* [WHAT IS NEEDED]
Each line of the listing must be transcribed exactly, except for the images, which should be excluded.

— START OF DATASET ROWS —

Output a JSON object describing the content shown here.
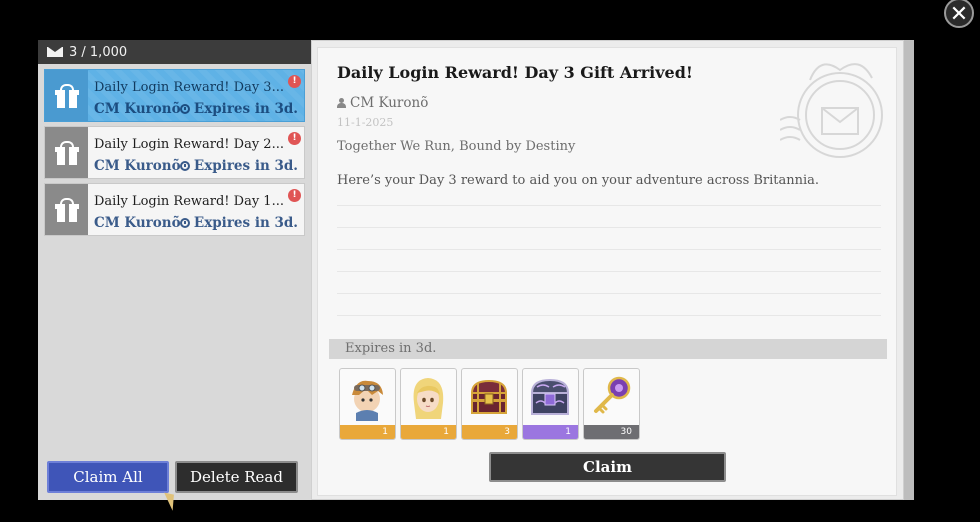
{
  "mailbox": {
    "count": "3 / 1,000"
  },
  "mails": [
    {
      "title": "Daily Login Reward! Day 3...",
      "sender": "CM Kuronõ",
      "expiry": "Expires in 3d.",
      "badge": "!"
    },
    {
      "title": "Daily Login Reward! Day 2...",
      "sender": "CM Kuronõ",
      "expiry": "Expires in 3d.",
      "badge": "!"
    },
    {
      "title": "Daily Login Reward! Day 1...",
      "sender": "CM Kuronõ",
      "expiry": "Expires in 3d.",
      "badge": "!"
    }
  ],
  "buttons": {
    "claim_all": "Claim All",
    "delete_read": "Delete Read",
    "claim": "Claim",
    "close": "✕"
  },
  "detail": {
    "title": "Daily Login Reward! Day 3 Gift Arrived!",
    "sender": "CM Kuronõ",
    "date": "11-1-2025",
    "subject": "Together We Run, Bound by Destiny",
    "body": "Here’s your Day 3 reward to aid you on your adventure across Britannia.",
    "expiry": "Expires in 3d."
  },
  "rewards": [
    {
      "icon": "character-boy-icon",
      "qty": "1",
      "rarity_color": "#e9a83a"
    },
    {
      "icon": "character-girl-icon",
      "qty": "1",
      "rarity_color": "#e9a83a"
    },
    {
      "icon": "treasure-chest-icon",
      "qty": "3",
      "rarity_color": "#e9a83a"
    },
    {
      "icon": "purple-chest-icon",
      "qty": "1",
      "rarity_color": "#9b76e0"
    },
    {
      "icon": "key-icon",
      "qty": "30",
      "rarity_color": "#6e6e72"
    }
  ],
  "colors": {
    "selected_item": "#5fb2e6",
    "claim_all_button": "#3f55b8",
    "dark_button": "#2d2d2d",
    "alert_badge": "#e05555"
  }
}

— END OF DATASET ROWS —

* [RESPONSE TO THIS EXERCISE]
Output a JSON object describing the content shown here.
{
  "mailbox": {
    "count": "3 / 1,000"
  },
  "mails": [
    {
      "title": "Daily Login Reward! Day 3...",
      "sender": "CM Kuronõ",
      "expiry": "Expires in 3d.",
      "badge": "!"
    },
    {
      "title": "Daily Login Reward! Day 2...",
      "sender": "CM Kuronõ",
      "expiry": "Expires in 3d.",
      "badge": "!"
    },
    {
      "title": "Daily Login Reward! Day 1...",
      "sender": "CM Kuronõ",
      "expiry": "Expires in 3d.",
      "badge": "!"
    }
  ],
  "buttons": {
    "claim_all": "Claim All",
    "delete_read": "Delete Read",
    "claim": "Claim",
    "close": "✕"
  },
  "detail": {
    "title": "Daily Login Reward! Day 3 Gift Arrived!",
    "sender": "CM Kuronõ",
    "date": "11-1-2025",
    "subject": "Together We Run, Bound by Destiny",
    "body": "Here’s your Day 3 reward to aid you on your adventure across Britannia.",
    "expiry": "Expires in 3d."
  },
  "rewards": [
    {
      "icon": "character-boy-icon",
      "qty": "1",
      "rarity_color": "#e9a83a"
    },
    {
      "icon": "character-girl-icon",
      "qty": "1",
      "rarity_color": "#e9a83a"
    },
    {
      "icon": "treasure-chest-icon",
      "qty": "3",
      "rarity_color": "#e9a83a"
    },
    {
      "icon": "purple-chest-icon",
      "qty": "1",
      "rarity_color": "#9b76e0"
    },
    {
      "icon": "key-icon",
      "qty": "30",
      "rarity_color": "#6e6e72"
    }
  ],
  "colors": {
    "selected_item": "#5fb2e6",
    "claim_all_button": "#3f55b8",
    "dark_button": "#2d2d2d",
    "alert_badge": "#e05555"
  }
}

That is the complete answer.